─── DATA TO USE ───
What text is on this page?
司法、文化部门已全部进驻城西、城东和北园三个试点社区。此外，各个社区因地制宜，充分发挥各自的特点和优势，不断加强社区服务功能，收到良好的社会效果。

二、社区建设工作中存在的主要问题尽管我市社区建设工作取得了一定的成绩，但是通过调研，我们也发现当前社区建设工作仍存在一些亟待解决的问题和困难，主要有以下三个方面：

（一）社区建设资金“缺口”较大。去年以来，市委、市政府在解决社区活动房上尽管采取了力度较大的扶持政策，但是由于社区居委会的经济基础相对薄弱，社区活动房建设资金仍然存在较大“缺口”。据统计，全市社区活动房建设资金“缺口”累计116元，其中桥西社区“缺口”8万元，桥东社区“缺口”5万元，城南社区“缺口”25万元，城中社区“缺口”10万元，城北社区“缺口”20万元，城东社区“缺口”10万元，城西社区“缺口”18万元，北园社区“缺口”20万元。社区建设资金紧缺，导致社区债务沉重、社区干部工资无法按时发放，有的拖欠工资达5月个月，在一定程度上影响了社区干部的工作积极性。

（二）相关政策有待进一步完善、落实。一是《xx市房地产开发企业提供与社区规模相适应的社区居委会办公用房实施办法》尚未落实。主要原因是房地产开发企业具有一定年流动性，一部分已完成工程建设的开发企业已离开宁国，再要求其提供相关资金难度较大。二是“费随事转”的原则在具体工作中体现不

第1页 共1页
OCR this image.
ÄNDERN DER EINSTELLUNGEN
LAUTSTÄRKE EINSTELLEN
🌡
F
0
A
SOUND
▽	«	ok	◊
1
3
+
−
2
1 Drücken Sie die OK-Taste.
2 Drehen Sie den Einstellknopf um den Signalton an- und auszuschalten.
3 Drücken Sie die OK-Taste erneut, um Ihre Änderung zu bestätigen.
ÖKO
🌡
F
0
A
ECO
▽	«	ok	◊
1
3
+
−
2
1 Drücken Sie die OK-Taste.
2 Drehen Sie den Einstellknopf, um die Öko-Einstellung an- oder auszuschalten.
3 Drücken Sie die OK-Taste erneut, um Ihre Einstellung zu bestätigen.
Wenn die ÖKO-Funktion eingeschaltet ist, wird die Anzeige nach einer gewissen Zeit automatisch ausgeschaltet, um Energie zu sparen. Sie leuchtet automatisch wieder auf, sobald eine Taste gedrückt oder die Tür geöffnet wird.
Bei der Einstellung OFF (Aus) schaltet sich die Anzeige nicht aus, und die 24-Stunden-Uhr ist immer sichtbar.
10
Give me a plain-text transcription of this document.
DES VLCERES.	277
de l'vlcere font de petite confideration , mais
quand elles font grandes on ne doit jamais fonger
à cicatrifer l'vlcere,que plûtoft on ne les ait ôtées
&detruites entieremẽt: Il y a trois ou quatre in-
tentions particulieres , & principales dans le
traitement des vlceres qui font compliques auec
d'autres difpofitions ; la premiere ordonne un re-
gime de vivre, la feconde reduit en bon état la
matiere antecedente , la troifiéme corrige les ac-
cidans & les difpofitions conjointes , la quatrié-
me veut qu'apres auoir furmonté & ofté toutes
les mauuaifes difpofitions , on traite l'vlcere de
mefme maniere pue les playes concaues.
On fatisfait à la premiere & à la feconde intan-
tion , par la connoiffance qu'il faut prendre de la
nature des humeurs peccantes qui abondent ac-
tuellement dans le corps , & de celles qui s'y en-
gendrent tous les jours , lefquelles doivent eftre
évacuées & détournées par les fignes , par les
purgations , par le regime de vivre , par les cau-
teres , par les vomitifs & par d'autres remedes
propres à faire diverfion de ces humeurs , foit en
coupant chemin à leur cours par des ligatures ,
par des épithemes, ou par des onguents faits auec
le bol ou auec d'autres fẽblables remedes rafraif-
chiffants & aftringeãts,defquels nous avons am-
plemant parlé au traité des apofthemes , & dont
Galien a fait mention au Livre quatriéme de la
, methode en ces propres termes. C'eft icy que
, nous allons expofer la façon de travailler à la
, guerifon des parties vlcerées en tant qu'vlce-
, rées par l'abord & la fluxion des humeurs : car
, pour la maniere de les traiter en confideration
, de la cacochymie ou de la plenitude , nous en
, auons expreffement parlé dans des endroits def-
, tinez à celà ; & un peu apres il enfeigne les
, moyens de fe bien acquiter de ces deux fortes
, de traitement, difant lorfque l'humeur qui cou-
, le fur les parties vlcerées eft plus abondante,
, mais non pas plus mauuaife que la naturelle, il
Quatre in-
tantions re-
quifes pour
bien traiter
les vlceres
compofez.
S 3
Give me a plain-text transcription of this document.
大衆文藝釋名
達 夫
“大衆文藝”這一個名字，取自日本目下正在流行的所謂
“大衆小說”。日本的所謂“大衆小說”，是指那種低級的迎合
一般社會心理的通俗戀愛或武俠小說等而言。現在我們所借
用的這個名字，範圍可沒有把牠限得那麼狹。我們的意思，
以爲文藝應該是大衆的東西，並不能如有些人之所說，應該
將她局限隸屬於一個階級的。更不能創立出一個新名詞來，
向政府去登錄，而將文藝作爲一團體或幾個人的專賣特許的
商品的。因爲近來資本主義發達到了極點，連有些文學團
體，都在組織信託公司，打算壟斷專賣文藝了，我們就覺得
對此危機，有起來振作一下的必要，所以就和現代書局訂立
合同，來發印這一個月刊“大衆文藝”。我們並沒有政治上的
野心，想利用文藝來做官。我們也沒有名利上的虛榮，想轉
───
#### [BRIEF]
All of the records must be repeated exactly.

#### [SOLUTION TO THE PROBLEM]
What text is on this page?
司法、文化部门已全部进驻城西、城东和北园三个试点社区。此外，各个社区因地制宜，充分发挥各自的特点和优势，不断加强社区服务功能，收到良好的社会效果。

二、社区建设工作中存在的主要问题尽管我市社区建设工作取得了一定的成绩，但是通过调研，我们也发现当前社区建设工作仍存在一些亟待解决的问题和困难，主要有以下三个方面：

（一）社区建设资金“缺口”较大。去年以来，市委、市政府在解决社区活动房上尽管采取了力度较大的扶持政策，但是由于社区居委会的经济基础相对薄弱，社区活动房建设资金仍然存在较大“缺口”。据统计，全市社区活动房建设资金“缺口”累计116元，其中桥西社区“缺口”8万元，桥东社区“缺口”5万元，城南社区“缺口”25万元，城中社区“缺口”10万元，城北社区“缺口”20万元，城东社区“缺口”10万元，城西社区“缺口”18万元，北园社区“缺口”20万元。社区建设资金紧缺，导致社区债务沉重、社区干部工资无法按时发放，有的拖欠工资达5月个月，在一定程度上影响了社区干部的工作积极性。

（二）相关政策有待进一步完善、落实。一是《xx市房地产开发企业提供与社区规模相适应的社区居委会办公用房实施办法》尚未落实。主要原因是房地产开发企业具有一定年流动性，一部分已完成工程建设的开发企业已离开宁国，再要求其提供相关资金难度较大。二是“费随事转”的原则在具体工作中体现不

第1页 共1页
OCR this image.
ÄNDERN DER EINSTELLUNGEN
LAUTSTÄRKE EINSTELLEN
🌡
F
0
A
SOUND
▽	«	ok	◊
1
3
+
−
2
1 Drücken Sie die OK-Taste.
2 Drehen Sie den Einstellknopf um den Signalton an- und auszuschalten.
3 Drücken Sie die OK-Taste erneut, um Ihre Änderung zu bestätigen.
ÖKO
🌡
F
0
A
ECO
▽	«	ok	◊
1
3
+
−
2
1 Drücken Sie die OK-Taste.
2 Drehen Sie den Einstellknopf, um die Öko-Einstellung an- oder auszuschalten.
3 Drücken Sie die OK-Taste erneut, um Ihre Einstellung zu bestätigen.
Wenn die ÖKO-Funktion eingeschaltet ist, wird die Anzeige nach einer gewissen Zeit automatisch ausgeschaltet, um Energie zu sparen. Sie leuchtet automatisch wieder auf, sobald eine Taste gedrückt oder die Tür geöffnet wird.
Bei der Einstellung OFF (Aus) schaltet sich die Anzeige nicht aus, und die 24-Stunden-Uhr ist immer sichtbar.
10
Give me a plain-text transcription of this document.
DES VLCERES.	277
de l'vlcere font de petite confideration , mais
quand elles font grandes on ne doit jamais fonger
à cicatrifer l'vlcere,que plûtoft on ne les ait ôtées
&detruites entieremẽt: Il y a trois ou quatre in-
tentions particulieres , & principales dans le
traitement des vlceres qui font compliques auec
d'autres difpofitions ; la premiere ordonne un re-
gime de vivre, la feconde reduit en bon état la
matiere antecedente , la troifiéme corrige les ac-
cidans & les difpofitions conjointes , la quatrié-
me veut qu'apres auoir furmonté & ofté toutes
les mauuaifes difpofitions , on traite l'vlcere de
mefme maniere pue les playes concaues.
On fatisfait à la premiere & à la feconde intan-
tion , par la connoiffance qu'il faut prendre de la
nature des humeurs peccantes qui abondent ac-
tuellement dans le corps , & de celles qui s'y en-
gendrent tous les jours , lefquelles doivent eftre
évacuées & détournées par les fignes , par les
purgations , par le regime de vivre , par les cau-
teres , par les vomitifs & par d'autres remedes
propres à faire diverfion de ces humeurs , foit en
coupant chemin à leur cours par des ligatures ,
par des épithemes, ou par des onguents faits auec
le bol ou auec d'autres fẽblables remedes rafraif-
chiffants & aftringeãts,defquels nous avons am-
plemant parlé au traité des apofthemes , & dont
Galien a fait mention au Livre quatriéme de la
, methode en ces propres termes. C'eft icy que
, nous allons expofer la façon de travailler à la
, guerifon des parties vlcerées en tant qu'vlce-
, rées par l'abord & la fluxion des humeurs : car
, pour la maniere de les traiter en confideration
, de la cacochymie ou de la plenitude , nous en
, auons expreffement parlé dans des endroits def-
, tinez à celà ; & un peu apres il enfeigne les
, moyens de fe bien acquiter de ces deux fortes
, de traitement, difant lorfque l'humeur qui cou-
, le fur les parties vlcerées eft plus abondante,
, mais non pas plus mauuaife que la naturelle, il
Quatre in-
tantions re-
quifes pour
bien traiter
les vlceres
compofez.
S 3
Give me a plain-text transcription of this document.
大衆文藝釋名
達 夫
“大衆文藝”這一個名字，取自日本目下正在流行的所謂
“大衆小說”。日本的所謂“大衆小說”，是指那種低級的迎合
一般社會心理的通俗戀愛或武俠小說等而言。現在我們所借
用的這個名字，範圍可沒有把牠限得那麼狹。我們的意思，
以爲文藝應該是大衆的東西，並不能如有些人之所說，應該
將她局限隸屬於一個階級的。更不能創立出一個新名詞來，
向政府去登錄，而將文藝作爲一團體或幾個人的專賣特許的
商品的。因爲近來資本主義發達到了極點，連有些文學團
體，都在組織信託公司，打算壟斷專賣文藝了，我們就覺得
對此危機，有起來振作一下的必要，所以就和現代書局訂立
合同，來發印這一個月刊“大衆文藝”。我們並沒有政治上的
野心，想利用文藝來做官。我們也沒有名利上的虛榮，想轉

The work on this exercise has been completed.